The data must be returned in full and exactly as given.

Stored records:
========================================
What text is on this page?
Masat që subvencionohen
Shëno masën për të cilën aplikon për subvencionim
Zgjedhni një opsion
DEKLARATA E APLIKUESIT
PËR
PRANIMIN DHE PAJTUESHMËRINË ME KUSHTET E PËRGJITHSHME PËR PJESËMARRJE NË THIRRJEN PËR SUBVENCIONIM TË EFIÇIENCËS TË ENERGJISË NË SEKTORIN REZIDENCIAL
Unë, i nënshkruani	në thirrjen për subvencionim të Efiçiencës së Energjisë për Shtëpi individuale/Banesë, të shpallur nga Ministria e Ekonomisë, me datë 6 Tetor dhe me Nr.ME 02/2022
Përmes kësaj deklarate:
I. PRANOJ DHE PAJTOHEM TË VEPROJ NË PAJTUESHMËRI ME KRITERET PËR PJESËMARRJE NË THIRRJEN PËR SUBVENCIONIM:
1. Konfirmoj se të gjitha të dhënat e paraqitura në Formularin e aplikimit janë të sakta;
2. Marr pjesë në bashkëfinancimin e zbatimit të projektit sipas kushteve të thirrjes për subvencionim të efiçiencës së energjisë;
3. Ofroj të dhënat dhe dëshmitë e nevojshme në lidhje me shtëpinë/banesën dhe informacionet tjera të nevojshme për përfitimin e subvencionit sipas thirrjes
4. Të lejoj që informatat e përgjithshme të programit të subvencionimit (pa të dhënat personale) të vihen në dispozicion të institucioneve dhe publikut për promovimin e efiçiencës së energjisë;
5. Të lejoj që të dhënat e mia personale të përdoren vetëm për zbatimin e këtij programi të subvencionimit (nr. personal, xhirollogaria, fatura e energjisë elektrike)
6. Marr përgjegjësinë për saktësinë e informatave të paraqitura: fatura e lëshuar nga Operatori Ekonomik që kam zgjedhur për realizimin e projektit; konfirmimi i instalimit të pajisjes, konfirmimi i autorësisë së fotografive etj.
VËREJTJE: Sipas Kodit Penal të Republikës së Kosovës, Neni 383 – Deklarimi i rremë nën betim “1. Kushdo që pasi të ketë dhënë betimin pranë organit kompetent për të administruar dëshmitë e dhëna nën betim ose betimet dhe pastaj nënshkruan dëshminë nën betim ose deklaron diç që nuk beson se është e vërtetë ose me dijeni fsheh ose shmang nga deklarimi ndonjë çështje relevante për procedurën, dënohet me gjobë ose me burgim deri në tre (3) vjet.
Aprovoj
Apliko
========================================
■ Full solution:
What text is on this page?
Masat që subvencionohen
Shëno masën për të cilën aplikon për subvencionim
Zgjedhni një opsion
DEKLARATA E APLIKUESIT
PËR
PRANIMIN DHE PAJTUESHMËRINË ME KUSHTET E PËRGJITHSHME PËR PJESËMARRJE NË THIRRJEN PËR SUBVENCIONIM TË EFIÇIENCËS TË ENERGJISË NË SEKTORIN REZIDENCIAL
Unë, i nënshkruani	në thirrjen për subvencionim të Efiçiencës së Energjisë për Shtëpi individuale/Banesë, të shpallur nga Ministria e Ekonomisë, me datë 6 Tetor dhe me Nr.ME 02/2022
Përmes kësaj deklarate:
I. PRANOJ DHE PAJTOHEM TË VEPROJ NË PAJTUESHMËRI ME KRITERET PËR PJESËMARRJE NË THIRRJEN PËR SUBVENCIONIM:
1. Konfirmoj se të gjitha të dhënat e paraqitura në Formularin e aplikimit janë të sakta;
2. Marr pjesë në bashkëfinancimin e zbatimit të projektit sipas kushteve të thirrjes për subvencionim të efiçiencës së energjisë;
3. Ofroj të dhënat dhe dëshmitë e nevojshme në lidhje me shtëpinë/banesën dhe informacionet tjera të nevojshme për përfitimin e subvencionit sipas thirrjes
4. Të lejoj që informatat e përgjithshme të programit të subvencionimit (pa të dhënat personale) të vihen në dispozicion të institucioneve dhe publikut për promovimin e efiçiencës së energjisë;
5. Të lejoj që të dhënat e mia personale të përdoren vetëm për zbatimin e këtij programi të subvencionimit (nr. personal, xhirollogaria, fatura e energjisë elektrike)
6. Marr përgjegjësinë për saktësinë e informatave të paraqitura: fatura e lëshuar nga Operatori Ekonomik që kam zgjedhur për realizimin e projektit; konfirmimi i instalimit të pajisjes, konfirmimi i autorësisë së fotografive etj.
VËREJTJE: Sipas Kodit Penal të Republikës së Kosovës, Neni 383 – Deklarimi i rremë nën betim “1. Kushdo që pasi të ketë dhënë betimin pranë organit kompetent për të administruar dëshmitë e dhëna nën betim ose betimet dhe pastaj nënshkruan dëshminë nën betim ose deklaron diç që nuk beson se është e vërtetë ose me dijeni fsheh ose shmang nga deklarimi ndonjë çështje relevante për procedurën, dënohet me gjobë ose me burgim deri në tre (3) vjet.
Aprovoj
Apliko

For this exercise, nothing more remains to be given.